*What needs to be done:* Output each line of the material exactly as it stands.
(begin)
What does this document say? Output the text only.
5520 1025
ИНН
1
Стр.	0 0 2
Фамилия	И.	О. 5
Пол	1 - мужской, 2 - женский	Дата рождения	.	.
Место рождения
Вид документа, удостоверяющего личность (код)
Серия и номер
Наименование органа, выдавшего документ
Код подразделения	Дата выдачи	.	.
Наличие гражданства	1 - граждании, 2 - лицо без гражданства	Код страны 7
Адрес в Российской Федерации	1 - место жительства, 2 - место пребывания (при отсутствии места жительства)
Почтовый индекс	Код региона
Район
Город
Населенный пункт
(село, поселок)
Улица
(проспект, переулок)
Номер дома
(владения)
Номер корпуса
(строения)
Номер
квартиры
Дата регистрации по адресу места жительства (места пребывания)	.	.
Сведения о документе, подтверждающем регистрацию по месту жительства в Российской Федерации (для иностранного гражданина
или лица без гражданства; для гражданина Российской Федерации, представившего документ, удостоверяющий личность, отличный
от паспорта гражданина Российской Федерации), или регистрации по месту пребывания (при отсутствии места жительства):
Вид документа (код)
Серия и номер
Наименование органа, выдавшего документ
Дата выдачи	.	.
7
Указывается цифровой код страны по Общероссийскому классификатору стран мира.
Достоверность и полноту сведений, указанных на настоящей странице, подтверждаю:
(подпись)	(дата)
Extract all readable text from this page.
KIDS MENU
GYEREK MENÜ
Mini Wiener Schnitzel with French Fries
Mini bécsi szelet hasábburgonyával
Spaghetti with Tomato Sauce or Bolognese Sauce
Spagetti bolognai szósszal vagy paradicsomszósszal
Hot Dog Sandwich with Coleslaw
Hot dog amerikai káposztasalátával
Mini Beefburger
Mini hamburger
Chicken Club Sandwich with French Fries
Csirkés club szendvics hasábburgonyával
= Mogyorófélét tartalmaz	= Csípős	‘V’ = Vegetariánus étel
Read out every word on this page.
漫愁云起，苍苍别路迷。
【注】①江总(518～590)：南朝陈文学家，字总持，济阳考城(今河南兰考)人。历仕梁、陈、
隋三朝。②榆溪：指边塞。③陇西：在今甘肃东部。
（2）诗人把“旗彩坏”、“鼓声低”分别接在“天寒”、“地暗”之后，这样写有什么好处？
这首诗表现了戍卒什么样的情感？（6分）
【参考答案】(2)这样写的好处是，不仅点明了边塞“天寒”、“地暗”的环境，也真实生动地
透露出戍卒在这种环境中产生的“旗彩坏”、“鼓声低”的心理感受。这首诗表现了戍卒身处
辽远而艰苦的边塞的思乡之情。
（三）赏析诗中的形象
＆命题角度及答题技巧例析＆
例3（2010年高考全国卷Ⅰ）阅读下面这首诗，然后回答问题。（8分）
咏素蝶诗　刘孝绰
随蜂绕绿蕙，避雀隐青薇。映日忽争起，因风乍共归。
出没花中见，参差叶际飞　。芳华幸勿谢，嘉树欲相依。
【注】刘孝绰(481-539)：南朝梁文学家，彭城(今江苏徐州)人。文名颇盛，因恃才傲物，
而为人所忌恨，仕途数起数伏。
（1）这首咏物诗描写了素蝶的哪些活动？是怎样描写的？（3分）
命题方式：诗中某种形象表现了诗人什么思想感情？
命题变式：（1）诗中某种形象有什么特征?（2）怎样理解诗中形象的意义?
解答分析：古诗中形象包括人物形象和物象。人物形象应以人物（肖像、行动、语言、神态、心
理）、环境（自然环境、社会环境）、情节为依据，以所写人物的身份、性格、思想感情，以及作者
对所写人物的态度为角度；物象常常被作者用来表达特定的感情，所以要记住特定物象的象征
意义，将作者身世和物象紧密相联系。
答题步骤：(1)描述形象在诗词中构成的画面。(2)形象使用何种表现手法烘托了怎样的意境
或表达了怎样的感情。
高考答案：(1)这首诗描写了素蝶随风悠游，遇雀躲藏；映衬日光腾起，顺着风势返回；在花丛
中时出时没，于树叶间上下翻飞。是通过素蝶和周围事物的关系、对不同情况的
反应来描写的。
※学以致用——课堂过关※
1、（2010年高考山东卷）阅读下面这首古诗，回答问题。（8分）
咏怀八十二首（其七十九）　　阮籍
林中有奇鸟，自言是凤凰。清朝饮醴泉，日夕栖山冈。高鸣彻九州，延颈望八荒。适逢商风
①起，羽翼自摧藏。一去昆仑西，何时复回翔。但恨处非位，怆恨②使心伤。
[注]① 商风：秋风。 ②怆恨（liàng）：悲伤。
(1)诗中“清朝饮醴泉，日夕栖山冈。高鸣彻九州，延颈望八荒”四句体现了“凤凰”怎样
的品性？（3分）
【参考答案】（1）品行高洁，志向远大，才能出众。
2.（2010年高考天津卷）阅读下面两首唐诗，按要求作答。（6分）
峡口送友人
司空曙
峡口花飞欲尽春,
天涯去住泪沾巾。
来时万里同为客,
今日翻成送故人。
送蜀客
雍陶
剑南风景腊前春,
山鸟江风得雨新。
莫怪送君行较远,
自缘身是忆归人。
(end)
*Completed exercise:*
What does this document say? Output the text only.
5520 1025
ИНН
1
Стр.	0 0 2
Фамилия	И.	О. 5
Пол	1 - мужской, 2 - женский	Дата рождения	.	.
Место рождения
Вид документа, удостоверяющего личность (код)
Серия и номер
Наименование органа, выдавшего документ
Код подразделения	Дата выдачи	.	.
Наличие гражданства	1 - граждании, 2 - лицо без гражданства	Код страны 7
Адрес в Российской Федерации	1 - место жительства, 2 - место пребывания (при отсутствии места жительства)
Почтовый индекс	Код региона
Район
Город
Населенный пункт
(село, поселок)
Улица
(проспект, переулок)
Номер дома
(владения)
Номер корпуса
(строения)
Номер
квартиры
Дата регистрации по адресу места жительства (места пребывания)	.	.
Сведения о документе, подтверждающем регистрацию по месту жительства в Российской Федерации (для иностранного гражданина
или лица без гражданства; для гражданина Российской Федерации, представившего документ, удостоверяющий личность, отличный
от паспорта гражданина Российской Федерации), или регистрации по месту пребывания (при отсутствии места жительства):
Вид документа (код)
Серия и номер
Наименование органа, выдавшего документ
Дата выдачи	.	.
7
Указывается цифровой код страны по Общероссийскому классификатору стран мира.
Достоверность и полноту сведений, указанных на настоящей странице, подтверждаю:
(подпись)	(дата)
Extract all readable text from this page.
KIDS MENU
GYEREK MENÜ
Mini Wiener Schnitzel with French Fries
Mini bécsi szelet hasábburgonyával
Spaghetti with Tomato Sauce or Bolognese Sauce
Spagetti bolognai szósszal vagy paradicsomszósszal
Hot Dog Sandwich with Coleslaw
Hot dog amerikai káposztasalátával
Mini Beefburger
Mini hamburger
Chicken Club Sandwich with French Fries
Csirkés club szendvics hasábburgonyával
= Mogyorófélét tartalmaz	= Csípős	‘V’ = Vegetariánus étel
Read out every word on this page.
漫愁云起，苍苍别路迷。
【注】①江总(518～590)：南朝陈文学家，字总持，济阳考城(今河南兰考)人。历仕梁、陈、
隋三朝。②榆溪：指边塞。③陇西：在今甘肃东部。
（2）诗人把“旗彩坏”、“鼓声低”分别接在“天寒”、“地暗”之后，这样写有什么好处？
这首诗表现了戍卒什么样的情感？（6分）
【参考答案】(2)这样写的好处是，不仅点明了边塞“天寒”、“地暗”的环境，也真实生动地
透露出戍卒在这种环境中产生的“旗彩坏”、“鼓声低”的心理感受。这首诗表现了戍卒身处
辽远而艰苦的边塞的思乡之情。
（三）赏析诗中的形象
＆命题角度及答题技巧例析＆
例3（2010年高考全国卷Ⅰ）阅读下面这首诗，然后回答问题。（8分）
咏素蝶诗　刘孝绰
随蜂绕绿蕙，避雀隐青薇。映日忽争起，因风乍共归。
出没花中见，参差叶际飞　。芳华幸勿谢，嘉树欲相依。
【注】刘孝绰(481-539)：南朝梁文学家，彭城(今江苏徐州)人。文名颇盛，因恃才傲物，
而为人所忌恨，仕途数起数伏。
（1）这首咏物诗描写了素蝶的哪些活动？是怎样描写的？（3分）
命题方式：诗中某种形象表现了诗人什么思想感情？
命题变式：（1）诗中某种形象有什么特征?（2）怎样理解诗中形象的意义?
解答分析：古诗中形象包括人物形象和物象。人物形象应以人物（肖像、行动、语言、神态、心
理）、环境（自然环境、社会环境）、情节为依据，以所写人物的身份、性格、思想感情，以及作者
对所写人物的态度为角度；物象常常被作者用来表达特定的感情，所以要记住特定物象的象征
意义，将作者身世和物象紧密相联系。
答题步骤：(1)描述形象在诗词中构成的画面。(2)形象使用何种表现手法烘托了怎样的意境
或表达了怎样的感情。
高考答案：(1)这首诗描写了素蝶随风悠游，遇雀躲藏；映衬日光腾起，顺着风势返回；在花丛
中时出时没，于树叶间上下翻飞。是通过素蝶和周围事物的关系、对不同情况的
反应来描写的。
※学以致用——课堂过关※
1、（2010年高考山东卷）阅读下面这首古诗，回答问题。（8分）
咏怀八十二首（其七十九）　　阮籍
林中有奇鸟，自言是凤凰。清朝饮醴泉，日夕栖山冈。高鸣彻九州，延颈望八荒。适逢商风
①起，羽翼自摧藏。一去昆仑西，何时复回翔。但恨处非位，怆恨②使心伤。
[注]① 商风：秋风。 ②怆恨（liàng）：悲伤。
(1)诗中“清朝饮醴泉，日夕栖山冈。高鸣彻九州，延颈望八荒”四句体现了“凤凰”怎样
的品性？（3分）
【参考答案】（1）品行高洁，志向远大，才能出众。
2.（2010年高考天津卷）阅读下面两首唐诗，按要求作答。（6分）
峡口送友人
司空曙
峡口花飞欲尽春,
天涯去住泪沾巾。
来时万里同为客,
今日翻成送故人。
送蜀客
雍陶
剑南风景腊前春,
山鸟江风得雨新。
莫怪送君行较远,
自缘身是忆归人。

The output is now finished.